Resumen Cumbre de Copenhague
Ahora bien, en Copenhague se insinuó, quizá por primera vez de una manera explícita, que los grandes poderes económicos harían todo lo posible para aplazar soluciones drásticas de los países hacia esquemas ambiciosos de reducción de emisiones de carbono. Se empezó a considerar el aserto que escribió años más tarde (2014) Naomi Klein en su libro Esto lo cambia todo: que el cambio climático es una batalla entre el capitalismo y el planeta. Klein dijo, entonces, que esta batalla la estaba ganando el capitalismo, especialmente cuando se usaba la necesidad del crecimiento económico como excusa para aplazar la acción climática ambiciosa, o para romper los compromisos ya establecidos. A partir del año 2009 esta fue la tónica de las grandes cumbres globales: aplazar, negar, aplazar, confundir, negar, aplazar.

(Registros sacados de una colección)
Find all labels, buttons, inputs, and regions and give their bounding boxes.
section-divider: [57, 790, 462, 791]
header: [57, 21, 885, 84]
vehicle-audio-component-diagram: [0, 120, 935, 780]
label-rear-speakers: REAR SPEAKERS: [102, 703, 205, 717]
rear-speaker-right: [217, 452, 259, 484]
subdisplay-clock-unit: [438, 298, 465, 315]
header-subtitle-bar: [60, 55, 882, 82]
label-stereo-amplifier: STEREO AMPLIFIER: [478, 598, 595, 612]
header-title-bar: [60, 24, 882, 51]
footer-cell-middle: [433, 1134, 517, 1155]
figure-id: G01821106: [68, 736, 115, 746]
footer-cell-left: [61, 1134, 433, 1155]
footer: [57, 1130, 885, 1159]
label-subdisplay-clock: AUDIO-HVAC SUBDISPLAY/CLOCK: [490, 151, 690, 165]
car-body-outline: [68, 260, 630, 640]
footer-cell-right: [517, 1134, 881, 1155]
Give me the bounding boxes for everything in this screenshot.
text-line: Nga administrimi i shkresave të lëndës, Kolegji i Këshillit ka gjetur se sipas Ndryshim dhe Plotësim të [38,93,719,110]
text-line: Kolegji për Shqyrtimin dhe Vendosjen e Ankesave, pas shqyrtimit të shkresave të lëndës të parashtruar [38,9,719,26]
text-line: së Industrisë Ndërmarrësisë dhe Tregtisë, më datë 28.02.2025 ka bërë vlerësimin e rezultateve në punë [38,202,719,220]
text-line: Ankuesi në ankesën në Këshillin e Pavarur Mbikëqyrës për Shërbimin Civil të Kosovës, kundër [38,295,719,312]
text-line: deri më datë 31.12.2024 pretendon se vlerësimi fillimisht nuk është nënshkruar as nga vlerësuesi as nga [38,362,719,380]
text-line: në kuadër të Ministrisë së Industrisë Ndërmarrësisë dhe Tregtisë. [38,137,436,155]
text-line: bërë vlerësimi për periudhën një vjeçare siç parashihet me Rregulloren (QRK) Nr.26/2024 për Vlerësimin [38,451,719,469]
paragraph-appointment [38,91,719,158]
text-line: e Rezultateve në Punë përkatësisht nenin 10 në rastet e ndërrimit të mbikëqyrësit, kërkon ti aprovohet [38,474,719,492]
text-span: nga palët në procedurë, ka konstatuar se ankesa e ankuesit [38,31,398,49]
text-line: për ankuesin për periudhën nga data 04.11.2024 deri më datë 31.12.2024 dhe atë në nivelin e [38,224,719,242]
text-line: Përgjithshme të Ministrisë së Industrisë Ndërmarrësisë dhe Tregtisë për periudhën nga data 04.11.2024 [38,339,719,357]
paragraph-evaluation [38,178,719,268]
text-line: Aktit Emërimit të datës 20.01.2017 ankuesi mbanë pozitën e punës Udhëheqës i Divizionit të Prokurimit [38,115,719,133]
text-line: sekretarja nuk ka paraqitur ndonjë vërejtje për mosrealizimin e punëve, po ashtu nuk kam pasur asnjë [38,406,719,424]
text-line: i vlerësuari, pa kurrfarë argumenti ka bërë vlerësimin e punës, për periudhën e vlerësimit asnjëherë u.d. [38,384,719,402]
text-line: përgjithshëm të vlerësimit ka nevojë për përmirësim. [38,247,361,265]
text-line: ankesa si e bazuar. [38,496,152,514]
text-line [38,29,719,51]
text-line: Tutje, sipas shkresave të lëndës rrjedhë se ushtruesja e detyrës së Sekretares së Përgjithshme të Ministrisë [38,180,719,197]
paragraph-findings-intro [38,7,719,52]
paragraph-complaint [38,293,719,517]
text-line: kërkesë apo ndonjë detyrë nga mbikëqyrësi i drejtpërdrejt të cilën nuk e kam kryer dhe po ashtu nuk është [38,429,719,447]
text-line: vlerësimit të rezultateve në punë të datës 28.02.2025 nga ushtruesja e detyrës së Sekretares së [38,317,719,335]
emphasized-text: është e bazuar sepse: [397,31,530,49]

- **QUÉ SE PIDE**: Imprime tal cual el trozo del texto sobre la Cumbre de Copenhague que va desde "Resumen Cumbre de" hasta "confundir, negar, aplazar.".

- **RESPUESTA**:
Resumen Cumbre de Copenhague
Ahora bien, en Copenhague se insinuó, quizá por primera vez de una manera explícita, que los grandes poderes económicos harían todo lo posible para aplazar soluciones drásticas de los países hacia esquemas ambiciosos de reducción de emisiones de carbono. Se empezó a considerar el aserto que escribió años más tarde (2014) Naomi Klein en su libro Esto lo cambia todo: que el cambio climático es una batalla entre el capitalismo y el planeta. Klein dijo, entonces, que esta batalla la estaba ganando el capitalismo, especialmente cuando se usaba la necesidad del crecimiento económico como excusa para aplazar la acción climática ambiciosa, o para romper los compromisos ya establecidos. A partir del año 2009 esta fue la tónica de las grandes cumbres globales: aplazar, negar, aplazar, confundir, negar, aplazar.